**PROBLEM STATEMENT**: Reproduce the data verbatim, from its first line through the line containing "x-tick-label: 10k: [459, 802, 508, 835]", with both ends included.

**MATERIAL**:
::::

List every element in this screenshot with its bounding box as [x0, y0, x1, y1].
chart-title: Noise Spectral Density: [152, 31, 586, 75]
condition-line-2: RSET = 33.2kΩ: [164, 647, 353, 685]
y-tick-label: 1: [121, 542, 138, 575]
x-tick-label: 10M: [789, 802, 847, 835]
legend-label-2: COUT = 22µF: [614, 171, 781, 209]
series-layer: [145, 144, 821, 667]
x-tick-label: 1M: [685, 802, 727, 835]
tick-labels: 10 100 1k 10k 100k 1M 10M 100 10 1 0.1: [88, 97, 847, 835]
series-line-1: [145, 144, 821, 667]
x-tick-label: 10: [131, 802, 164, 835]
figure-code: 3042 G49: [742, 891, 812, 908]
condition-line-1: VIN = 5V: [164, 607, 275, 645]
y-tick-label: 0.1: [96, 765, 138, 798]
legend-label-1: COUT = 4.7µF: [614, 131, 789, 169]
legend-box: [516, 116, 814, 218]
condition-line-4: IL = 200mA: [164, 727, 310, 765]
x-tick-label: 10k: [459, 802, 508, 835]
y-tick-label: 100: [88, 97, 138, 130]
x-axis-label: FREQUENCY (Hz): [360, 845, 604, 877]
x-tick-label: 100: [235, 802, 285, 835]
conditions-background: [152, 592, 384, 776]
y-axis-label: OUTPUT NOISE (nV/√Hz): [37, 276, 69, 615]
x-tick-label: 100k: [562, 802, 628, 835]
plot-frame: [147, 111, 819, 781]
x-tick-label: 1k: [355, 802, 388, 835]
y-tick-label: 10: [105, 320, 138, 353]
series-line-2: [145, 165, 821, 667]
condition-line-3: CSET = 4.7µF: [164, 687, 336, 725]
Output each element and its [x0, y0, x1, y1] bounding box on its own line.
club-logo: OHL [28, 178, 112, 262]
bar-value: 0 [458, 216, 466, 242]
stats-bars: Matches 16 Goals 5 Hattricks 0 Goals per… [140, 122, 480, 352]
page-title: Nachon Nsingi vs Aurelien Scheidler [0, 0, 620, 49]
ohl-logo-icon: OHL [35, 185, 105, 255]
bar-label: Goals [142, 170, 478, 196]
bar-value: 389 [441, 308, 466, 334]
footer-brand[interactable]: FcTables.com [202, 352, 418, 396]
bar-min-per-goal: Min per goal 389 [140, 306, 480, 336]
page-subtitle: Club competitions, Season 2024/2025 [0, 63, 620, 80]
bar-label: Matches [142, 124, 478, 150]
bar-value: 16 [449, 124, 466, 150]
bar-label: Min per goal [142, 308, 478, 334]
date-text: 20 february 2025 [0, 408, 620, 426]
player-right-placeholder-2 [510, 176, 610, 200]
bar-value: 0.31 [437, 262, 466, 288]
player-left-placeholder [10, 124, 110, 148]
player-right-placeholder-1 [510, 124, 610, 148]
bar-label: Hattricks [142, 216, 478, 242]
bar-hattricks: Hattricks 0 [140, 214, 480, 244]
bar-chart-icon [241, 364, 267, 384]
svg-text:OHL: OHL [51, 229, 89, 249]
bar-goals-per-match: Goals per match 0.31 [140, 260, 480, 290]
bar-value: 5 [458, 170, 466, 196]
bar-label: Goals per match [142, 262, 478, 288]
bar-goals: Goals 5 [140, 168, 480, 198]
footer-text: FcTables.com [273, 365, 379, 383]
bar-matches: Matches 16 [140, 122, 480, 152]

::::

**ANSWER IN FULL**:
List every element in this screenshot with its bounding box as [x0, y0, x1, y1].
chart-title: Noise Spectral Density: [152, 31, 586, 75]
condition-line-2: RSET = 33.2kΩ: [164, 647, 353, 685]
y-tick-label: 1: [121, 542, 138, 575]
x-tick-label: 10M: [789, 802, 847, 835]
legend-label-2: COUT = 22µF: [614, 171, 781, 209]
series-layer: [145, 144, 821, 667]
x-tick-label: 1M: [685, 802, 727, 835]
tick-labels: 10 100 1k 10k 100k 1M 10M 100 10 1 0.1: [88, 97, 847, 835]
series-line-1: [145, 144, 821, 667]
x-tick-label: 10: [131, 802, 164, 835]
figure-code: 3042 G49: [742, 891, 812, 908]
condition-line-1: VIN = 5V: [164, 607, 275, 645]
y-tick-label: 0.1: [96, 765, 138, 798]
legend-label-1: COUT = 4.7µF: [614, 131, 789, 169]
legend-box: [516, 116, 814, 218]
condition-line-4: IL = 200mA: [164, 727, 310, 765]
x-tick-label: 10k: [459, 802, 508, 835]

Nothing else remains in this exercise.